Source records:
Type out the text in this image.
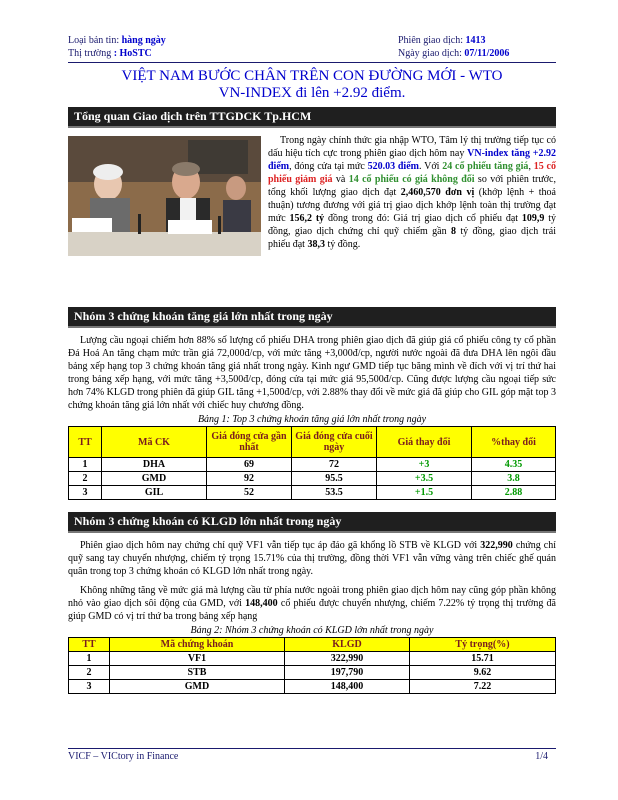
Loại bản tin: hàng ngày
Thị trường : HoSTC
Phiên giao dịch: 1413
Ngày giao dịch: 07/11/2006
VIỆT NAM BƯỚC CHÂN TRÊN CON ĐƯỜNG MỚI - WTO
VN-INDEX đi lên +2.92 điểm.
Tổng quan Giao dịch trên TTGDCK Tp.HCM
Trong ngày chính thức gia nhập WTO, Tâm lý thị trường tiếp tục có dấu hiệu tích cực trong phiên giao dịch hôm nay VN-index tăng +2.92 điểm, đóng cửa tại mức 520.03 điểm. Với 24 cổ phiếu tăng giá, 15 cổ phiếu giảm giá và 14 cổ phiếu có giá không đổi so với phiên trước, tổng khối lượng giao dịch đạt 2,460,570 đơn vị (khớp lệnh + thoả thuận) tương đương với giá trị giao dịch khớp lệnh toàn thị trường đạt mức 156,2 tỷ đồng trong đó: Giá trị giao dịch cổ phiếu đạt 109,9 tỷ đồng, giao dịch chứng chỉ quỹ chiếm gần 8 tỷ đồng, giao dịch trái phiếu đạt 38,3 tỷ đồng.
Nhóm 3 chứng khoán tăng giá lớn nhất trong ngày
Lượng cầu ngoại chiếm hơn 88% số lượng cổ phiếu DHA trong phiên giao dịch đã giúp giá cổ phiếu công ty cổ phần Đá Hoá An tăng chạm mức trần giá 72,000đ/cp, với mức tăng +3,000đ/cp, người nước ngoài đã đưa DHA lên ngôi đầu bảng xếp hạng top 3 chứng khoán tăng giá nhất trong ngày. Kình ngư GMD tiếp tục băng mình về đích với vị trí thứ hai trong bảng xếp hạng, với mức tăng +3,500đ/cp, đóng cửa tại mức giá 95,500đ/cp. Cũng được lượng cầu ngoại tiếp sức hơn 74% KLGD trong phiên đã giúp GIL tăng +1,500đ/cp, với 2.88% thay đổi về mức giá đã giúp cho GIL góp mặt top 3 chứng khoán tăng giá lớn nhất với chiếc huy chương đồng.
Bảng 1: Top 3 chứng khoán tăng giá lớn nhất trong ngày
TT	Mã CK	Giá đóng cửa gần nhất	Giá đóng cửa cuối ngày	Giá thay đổi	%thay đổi
1	DHA	69	72	+3	4.35
2	GMD	92	95.5	+3.5	3.8
3	GIL	52	53.5	+1.5	2.88
Nhóm 3 chứng khoán có KLGD lớn nhất trong ngày
Phiên giao dịch hôm nay chứng chỉ quỹ VF1 vẫn tiếp tục áp đảo gã khổng lồ STB về KLGD với 322,990 chứng chỉ quỹ sang tay chuyển nhượng, chiếm tỷ trọng 15.71% của thị trường, đồng thời VF1 vẫn vững vàng trên chiếc ghế quán quân trong top 3 chứng khoán có KLGD lớn nhất trong ngày.
Không những tăng về mức giá mà lượng cầu từ phía nước ngoài trong phiên giao dịch hôm nay cũng góp phần không nhỏ vào giao dịch sôi động của GMD, với 148,400 cổ phiếu được chuyển nhượng, chiếm 7.22% tỷ trọng thị trường đã giúp GMD có vị trí thứ ba trong bảng xếp hạng
Bảng 2: Nhóm 3 chứng khoán có KLGD lớn nhất trong ngày
TT	Mã chứng khoán	KLGD	Tỷ trọng(%)
1	VF1	322,990	15.71
2	STB	197,790	9.62
3	GMD	148,400	7.22
VICF – VICtory in Finance	1/4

** WORK TO DO **
Collect every line from the records above that contains the word "thay".

** EXERCISE SOLUTION **
Lượng cầu ngoại chiếm hơn 88% số lượng cổ phiếu DHA trong phiên giao dịch đã giúp giá cổ phiếu công ty cổ phần Đá Hoá An tăng chạm mức trần giá 72,000đ/cp, với mức tăng +3,000đ/cp, người nước ngoài đã đưa DHA lên ngôi đầu bảng xếp hạng top 3 chứng khoán tăng giá nhất trong ngày. Kình ngư GMD tiếp tục băng mình về đích với vị trí thứ hai trong bảng xếp hạng, với mức tăng +3,500đ/cp, đóng cửa tại mức giá 95,500đ/cp. Cũng được lượng cầu ngoại tiếp sức hơn 74% KLGD trong phiên đã giúp GIL tăng +1,500đ/cp, với 2.88% thay đổi về mức giá đã giúp cho GIL góp mặt top 3 chứng khoán tăng giá lớn nhất với chiếc huy chương đồng.
TT	Mã CK	Giá đóng cửa gần nhất	Giá đóng cửa cuối ngày	Giá thay đổi	%thay đổi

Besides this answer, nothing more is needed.